__DATA EXTRACT__
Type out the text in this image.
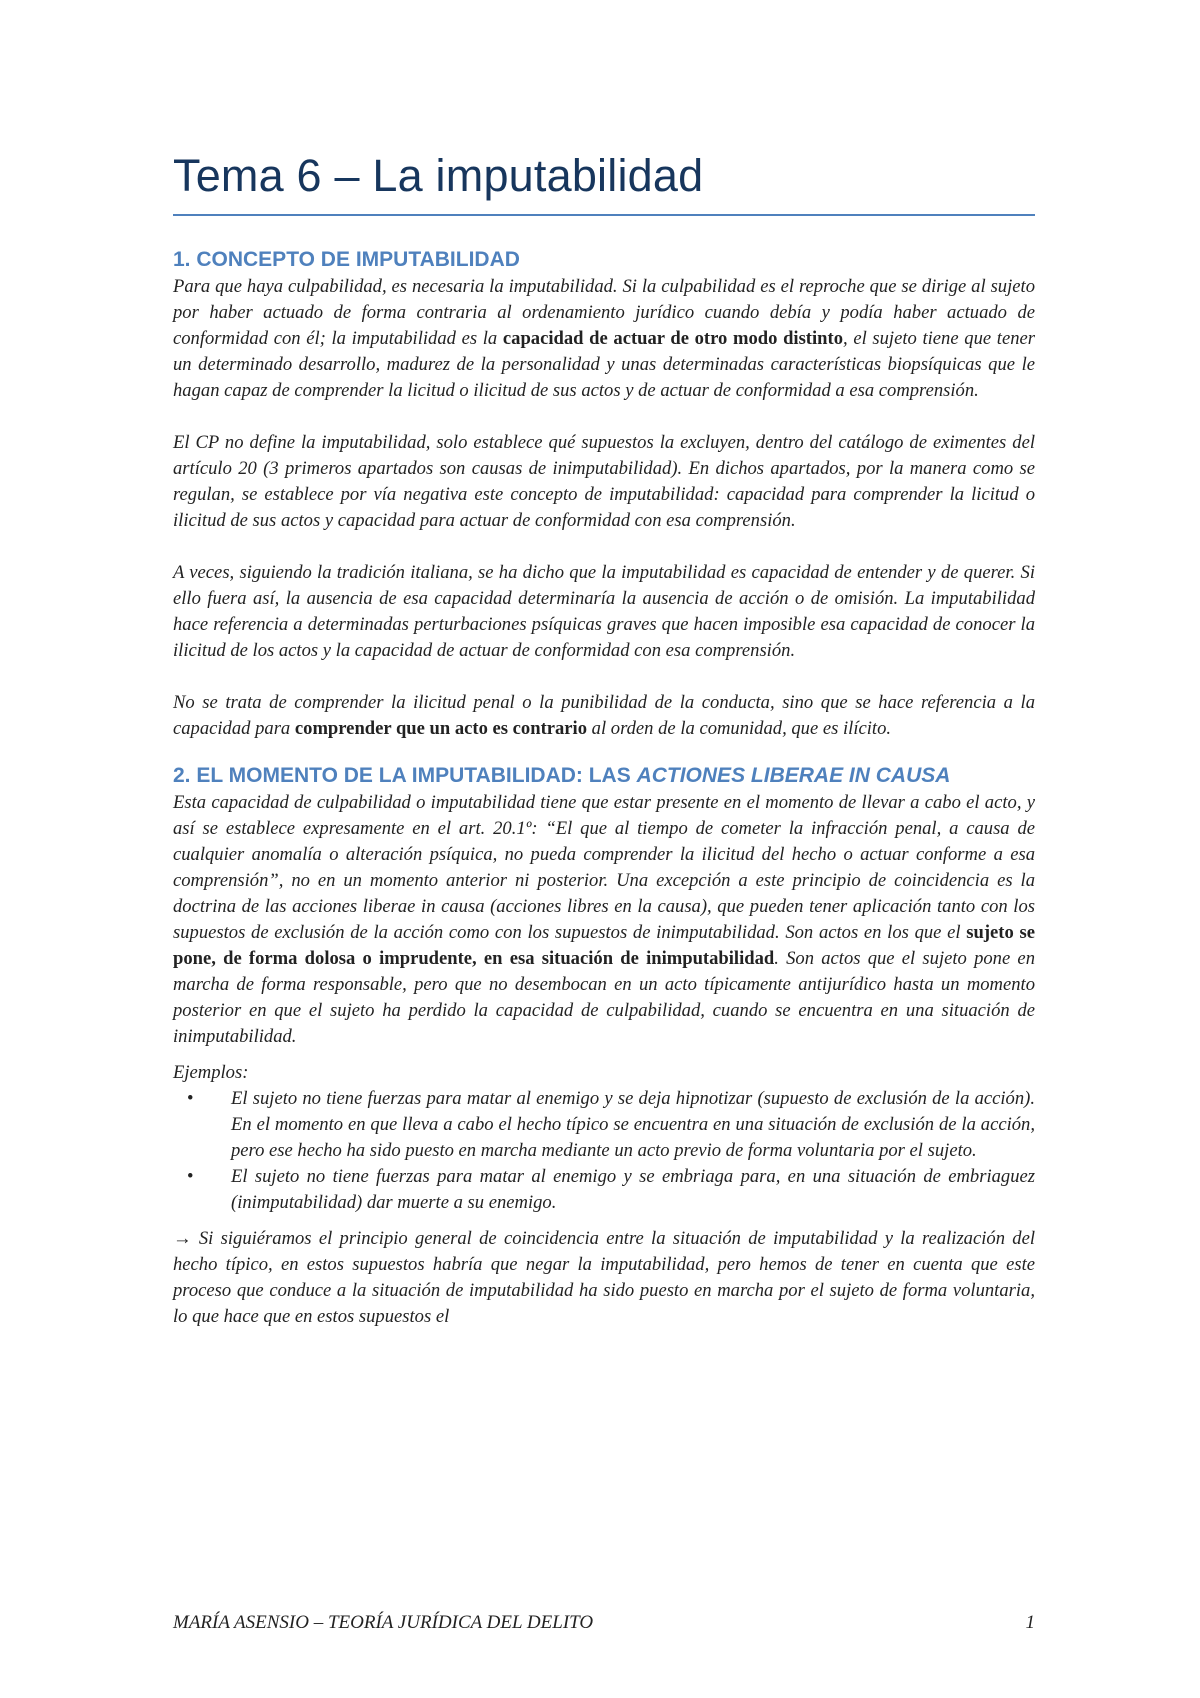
Tema 6 – La imputabilidad
1. CONCEPTO DE IMPUTABILIDAD

Para que haya culpabilidad, es necesaria la imputabilidad. Si la culpabilidad es el reproche que se dirige al sujeto por haber actuado de forma contraria al ordenamiento jurídico cuando debía y podía haber actuado de conformidad con él; la imputabilidad es la capacidad de actuar de otro modo distinto, el sujeto tiene que tener un determinado desarrollo, madurez de la personalidad y unas determinadas características biopsíquicas que le hagan capaz de comprender la licitud o ilicitud de sus actos y de actuar de conformidad a esa comprensión.

El CP no define la imputabilidad, solo establece qué supuestos la excluyen, dentro del catálogo de eximentes del artículo 20 (3 primeros apartados son causas de inimputabilidad). En dichos apartados, por la manera como se regulan, se establece por vía negativa este concepto de imputabilidad: capacidad para comprender la licitud o ilicitud de sus actos y capacidad para actuar de conformidad con esa comprensión.

A veces, siguiendo la tradición italiana, se ha dicho que la imputabilidad es capacidad de entender y de querer. Si ello fuera así, la ausencia de esa capacidad determinaría la ausencia de acción o de omisión. La imputabilidad hace referencia a determinadas perturbaciones psíquicas graves que hacen imposible esa capacidad de conocer la ilicitud de los actos y la capacidad de actuar de conformidad con esa comprensión.

No se trata de comprender la ilicitud penal o la punibilidad de la conducta, sino que se hace referencia a la capacidad para comprender que un acto es contrario al orden de la comunidad, que es ilícito.

2. EL MOMENTO DE LA IMPUTABILIDAD: LAS ACTIONES LIBERAE IN CAUSA

Esta capacidad de culpabilidad o imputabilidad tiene que estar presente en el momento de llevar a cabo el acto, y así se establece expresamente en el art. 20.1º: “El que al tiempo de cometer la infracción penal, a causa de cualquier anomalía o alteración psíquica, no pueda comprender la ilicitud del hecho o actuar conforme a esa comprensión”, no en un momento anterior ni posterior. Una excepción a este principio de coincidencia es la doctrina de las acciones liberae in causa (acciones libres en la causa), que pueden tener aplicación tanto con los supuestos de exclusión de la acción como con los supuestos de inimputabilidad. Son actos en los que el sujeto se pone, de forma dolosa o imprudente, en esa situación de inimputabilidad. Son actos que el sujeto pone en marcha de forma responsable, pero que no desembocan en un acto típicamente antijurídico hasta un momento posterior en que el sujeto ha perdido la capacidad de culpabilidad, cuando se encuentra en una situación de inimputabilidad.

Ejemplos:

• El sujeto no tiene fuerzas para matar al enemigo y se deja hipnotizar (supuesto de exclusión de la acción). En el momento en que lleva a cabo el hecho típico se encuentra en una situación de exclusión de la acción, pero ese hecho ha sido puesto en marcha mediante un acto previo de forma voluntaria por el sujeto.
• El sujeto no tiene fuerzas para matar al enemigo y se embriaga para, en una situación de embriaguez (inimputabilidad) dar muerte a su enemigo.

→ Si siguiéramos el principio general de coincidencia entre la situación de imputabilidad y la realización del hecho típico, en estos supuestos habría que negar la imputabilidad, pero hemos de tener en cuenta que este proceso que conduce a la situación de imputabilidad ha sido puesto en marcha por el sujeto de forma voluntaria, lo que hace que en estos supuestos el

MARÍA ASENSIO – TEORÍA JURÍDICA DEL DELITO	1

__EXERCISE__
Among the lines of the listing, how many hold the string "sido"? Respond with only the number.

__FULL ANSWER__
2